### Job
Entries follow. Set all of them down as they stand.

### Dataset records
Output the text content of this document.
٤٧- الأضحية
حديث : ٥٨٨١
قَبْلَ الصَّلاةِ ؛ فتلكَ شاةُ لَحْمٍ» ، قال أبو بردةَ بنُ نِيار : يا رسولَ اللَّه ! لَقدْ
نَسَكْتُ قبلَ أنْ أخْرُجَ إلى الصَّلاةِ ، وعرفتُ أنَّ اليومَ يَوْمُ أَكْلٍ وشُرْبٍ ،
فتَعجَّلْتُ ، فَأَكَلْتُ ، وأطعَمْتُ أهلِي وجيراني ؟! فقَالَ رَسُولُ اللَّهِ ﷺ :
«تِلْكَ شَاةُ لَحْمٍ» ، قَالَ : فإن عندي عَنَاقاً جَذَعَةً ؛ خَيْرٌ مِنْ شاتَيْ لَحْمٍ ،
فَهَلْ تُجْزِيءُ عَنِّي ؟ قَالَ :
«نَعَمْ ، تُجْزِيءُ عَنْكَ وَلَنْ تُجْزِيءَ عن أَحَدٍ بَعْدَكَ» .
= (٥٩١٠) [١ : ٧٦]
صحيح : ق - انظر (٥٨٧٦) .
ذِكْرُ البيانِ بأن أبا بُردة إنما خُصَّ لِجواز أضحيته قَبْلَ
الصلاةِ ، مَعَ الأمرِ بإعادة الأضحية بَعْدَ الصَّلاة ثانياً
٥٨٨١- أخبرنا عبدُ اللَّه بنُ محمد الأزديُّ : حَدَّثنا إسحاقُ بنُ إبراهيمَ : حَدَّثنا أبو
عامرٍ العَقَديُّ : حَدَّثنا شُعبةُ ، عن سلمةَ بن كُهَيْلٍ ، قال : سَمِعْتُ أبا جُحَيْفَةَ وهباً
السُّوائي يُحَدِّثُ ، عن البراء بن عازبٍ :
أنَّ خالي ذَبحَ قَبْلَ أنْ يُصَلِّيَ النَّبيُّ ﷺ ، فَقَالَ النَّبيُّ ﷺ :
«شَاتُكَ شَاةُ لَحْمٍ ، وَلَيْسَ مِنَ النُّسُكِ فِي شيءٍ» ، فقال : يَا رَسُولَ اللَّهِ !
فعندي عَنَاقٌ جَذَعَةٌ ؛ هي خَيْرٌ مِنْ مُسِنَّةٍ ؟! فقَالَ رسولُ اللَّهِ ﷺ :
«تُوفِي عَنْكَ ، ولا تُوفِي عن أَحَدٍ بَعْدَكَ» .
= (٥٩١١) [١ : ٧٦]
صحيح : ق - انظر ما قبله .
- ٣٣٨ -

### Output for this task
Output the text content of this document.
٤٧- الأضحية
حديث : ٥٨٨١
قَبْلَ الصَّلاةِ ؛ فتلكَ شاةُ لَحْمٍ» ، قال أبو بردةَ بنُ نِيار : يا رسولَ اللَّه ! لَقدْ
نَسَكْتُ قبلَ أنْ أخْرُجَ إلى الصَّلاةِ ، وعرفتُ أنَّ اليومَ يَوْمُ أَكْلٍ وشُرْبٍ ،
فتَعجَّلْتُ ، فَأَكَلْتُ ، وأطعَمْتُ أهلِي وجيراني ؟! فقَالَ رَسُولُ اللَّهِ ﷺ :
«تِلْكَ شَاةُ لَحْمٍ» ، قَالَ : فإن عندي عَنَاقاً جَذَعَةً ؛ خَيْرٌ مِنْ شاتَيْ لَحْمٍ ،
فَهَلْ تُجْزِيءُ عَنِّي ؟ قَالَ :
«نَعَمْ ، تُجْزِيءُ عَنْكَ وَلَنْ تُجْزِيءَ عن أَحَدٍ بَعْدَكَ» .
= (٥٩١٠) [١ : ٧٦]
صحيح : ق - انظر (٥٨٧٦) .
ذِكْرُ البيانِ بأن أبا بُردة إنما خُصَّ لِجواز أضحيته قَبْلَ
الصلاةِ ، مَعَ الأمرِ بإعادة الأضحية بَعْدَ الصَّلاة ثانياً
٥٨٨١- أخبرنا عبدُ اللَّه بنُ محمد الأزديُّ : حَدَّثنا إسحاقُ بنُ إبراهيمَ : حَدَّثنا أبو
عامرٍ العَقَديُّ : حَدَّثنا شُعبةُ ، عن سلمةَ بن كُهَيْلٍ ، قال : سَمِعْتُ أبا جُحَيْفَةَ وهباً
السُّوائي يُحَدِّثُ ، عن البراء بن عازبٍ :
أنَّ خالي ذَبحَ قَبْلَ أنْ يُصَلِّيَ النَّبيُّ ﷺ ، فَقَالَ النَّبيُّ ﷺ :
«شَاتُكَ شَاةُ لَحْمٍ ، وَلَيْسَ مِنَ النُّسُكِ فِي شيءٍ» ، فقال : يَا رَسُولَ اللَّهِ !
فعندي عَنَاقٌ جَذَعَةٌ ؛ هي خَيْرٌ مِنْ مُسِنَّةٍ ؟! فقَالَ رسولُ اللَّهِ ﷺ :
«تُوفِي عَنْكَ ، ولا تُوفِي عن أَحَدٍ بَعْدَكَ» .
= (٥٩١١) [١ : ٧٦]
صحيح : ق - انظر ما قبله .
- ٣٣٨ -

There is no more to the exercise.